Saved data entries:
++++++
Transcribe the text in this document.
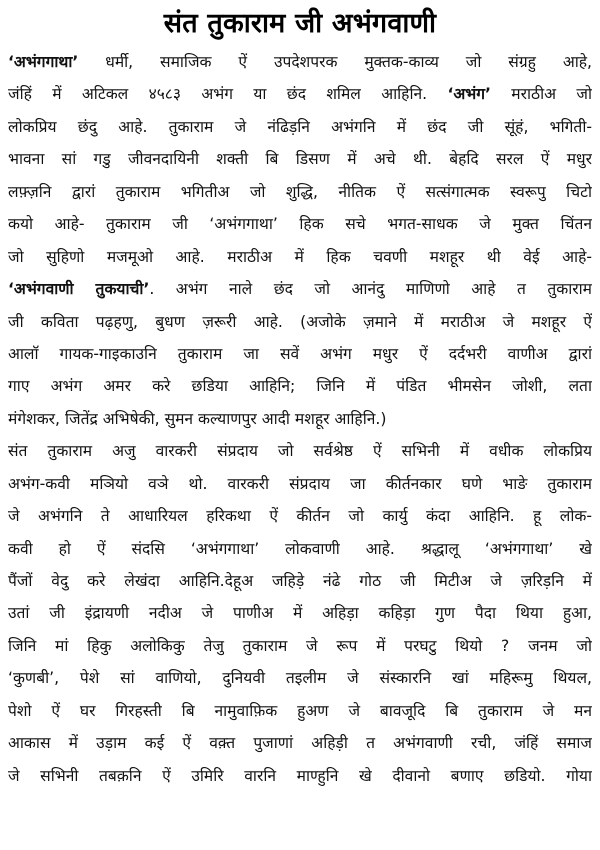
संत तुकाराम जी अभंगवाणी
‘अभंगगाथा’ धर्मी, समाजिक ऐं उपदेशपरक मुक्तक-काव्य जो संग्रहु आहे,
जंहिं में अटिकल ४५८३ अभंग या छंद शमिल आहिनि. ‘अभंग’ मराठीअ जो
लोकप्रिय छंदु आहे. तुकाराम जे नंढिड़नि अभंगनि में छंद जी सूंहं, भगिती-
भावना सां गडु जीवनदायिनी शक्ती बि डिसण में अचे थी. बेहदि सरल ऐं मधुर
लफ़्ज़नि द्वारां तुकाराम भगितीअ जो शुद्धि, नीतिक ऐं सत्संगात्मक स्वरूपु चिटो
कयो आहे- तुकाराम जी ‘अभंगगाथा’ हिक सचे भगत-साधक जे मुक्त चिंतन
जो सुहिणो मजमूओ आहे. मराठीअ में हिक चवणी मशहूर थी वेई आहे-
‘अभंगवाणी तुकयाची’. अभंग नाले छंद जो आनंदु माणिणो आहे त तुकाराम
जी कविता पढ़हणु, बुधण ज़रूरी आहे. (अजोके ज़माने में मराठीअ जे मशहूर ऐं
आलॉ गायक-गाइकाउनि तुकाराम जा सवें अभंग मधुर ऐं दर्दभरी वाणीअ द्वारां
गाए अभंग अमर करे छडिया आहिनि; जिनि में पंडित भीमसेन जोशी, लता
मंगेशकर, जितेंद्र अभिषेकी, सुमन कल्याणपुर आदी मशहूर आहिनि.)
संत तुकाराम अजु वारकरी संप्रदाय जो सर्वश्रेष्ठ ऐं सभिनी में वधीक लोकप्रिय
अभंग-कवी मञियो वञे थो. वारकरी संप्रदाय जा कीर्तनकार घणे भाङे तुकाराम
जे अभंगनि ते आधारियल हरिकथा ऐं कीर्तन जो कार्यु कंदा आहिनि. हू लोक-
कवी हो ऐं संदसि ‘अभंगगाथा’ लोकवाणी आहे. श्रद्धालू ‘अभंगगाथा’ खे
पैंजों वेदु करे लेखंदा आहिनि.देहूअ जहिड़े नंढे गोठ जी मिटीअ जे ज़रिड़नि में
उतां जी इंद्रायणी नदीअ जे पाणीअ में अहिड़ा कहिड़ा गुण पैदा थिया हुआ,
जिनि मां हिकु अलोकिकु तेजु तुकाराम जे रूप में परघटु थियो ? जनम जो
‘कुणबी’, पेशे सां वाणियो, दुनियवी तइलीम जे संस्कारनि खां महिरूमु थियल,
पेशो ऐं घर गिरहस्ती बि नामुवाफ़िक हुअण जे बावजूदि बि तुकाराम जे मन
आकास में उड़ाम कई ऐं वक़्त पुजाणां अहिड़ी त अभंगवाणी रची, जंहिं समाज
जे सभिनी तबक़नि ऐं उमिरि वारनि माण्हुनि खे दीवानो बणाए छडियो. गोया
++++++
_Task objective_. Omit every picture, then reproduce the rest of the listing exactly.

_Solution to this exercise_.
Transcribe the text in this document.
संत तुकाराम जी अभंगवाणी
‘अभंगगाथा’ धर्मी, समाजिक ऐं उपदेशपरक मुक्तक-काव्य जो संग्रहु आहे,
जंहिं में अटिकल ४५८३ अभंग या छंद शमिल आहिनि. ‘अभंग’ मराठीअ जो
लोकप्रिय छंदु आहे. तुकाराम जे नंढिड़नि अभंगनि में छंद जी सूंहं, भगिती-
भावना सां गडु जीवनदायिनी शक्ती बि डिसण में अचे थी. बेहदि सरल ऐं मधुर
लफ़्ज़नि द्वारां तुकाराम भगितीअ जो शुद्धि, नीतिक ऐं सत्संगात्मक स्वरूपु चिटो
कयो आहे- तुकाराम जी ‘अभंगगाथा’ हिक सचे भगत-साधक जे मुक्त चिंतन
जो सुहिणो मजमूओ आहे. मराठीअ में हिक चवणी मशहूर थी वेई आहे-
‘अभंगवाणी तुकयाची’. अभंग नाले छंद जो आनंदु माणिणो आहे त तुकाराम
जी कविता पढ़हणु, बुधण ज़रूरी आहे. (अजोके ज़माने में मराठीअ जे मशहूर ऐं
आलॉ गायक-गाइकाउनि तुकाराम जा सवें अभंग मधुर ऐं दर्दभरी वाणीअ द्वारां
गाए अभंग अमर करे छडिया आहिनि; जिनि में पंडित भीमसेन जोशी, लता
मंगेशकर, जितेंद्र अभिषेकी, सुमन कल्याणपुर आदी मशहूर आहिनि.)
संत तुकाराम अजु वारकरी संप्रदाय जो सर्वश्रेष्ठ ऐं सभिनी में वधीक लोकप्रिय
अभंग-कवी मञियो वञे थो. वारकरी संप्रदाय जा कीर्तनकार घणे भाङे तुकाराम
जे अभंगनि ते आधारियल हरिकथा ऐं कीर्तन जो कार्यु कंदा आहिनि. हू लोक-
कवी हो ऐं संदसि ‘अभंगगाथा’ लोकवाणी आहे. श्रद्धालू ‘अभंगगाथा’ खे
पैंजों वेदु करे लेखंदा आहिनि.देहूअ जहिड़े नंढे गोठ जी मिटीअ जे ज़रिड़नि में
उतां जी इंद्रायणी नदीअ जे पाणीअ में अहिड़ा कहिड़ा गुण पैदा थिया हुआ,
जिनि मां हिकु अलोकिकु तेजु तुकाराम जे रूप में परघटु थियो ? जनम जो
‘कुणबी’, पेशे सां वाणियो, दुनियवी तइलीम जे संस्कारनि खां महिरूमु थियल,
पेशो ऐं घर गिरहस्ती बि नामुवाफ़िक हुअण जे बावजूदि बि तुकाराम जे मन
आकास में उड़ाम कई ऐं वक़्त पुजाणां अहिड़ी त अभंगवाणी रची, जंहिं समाज
जे सभिनी तबक़नि ऐं उमिरि वारनि माण्हुनि खे दीवानो बणाए छडियो. गोया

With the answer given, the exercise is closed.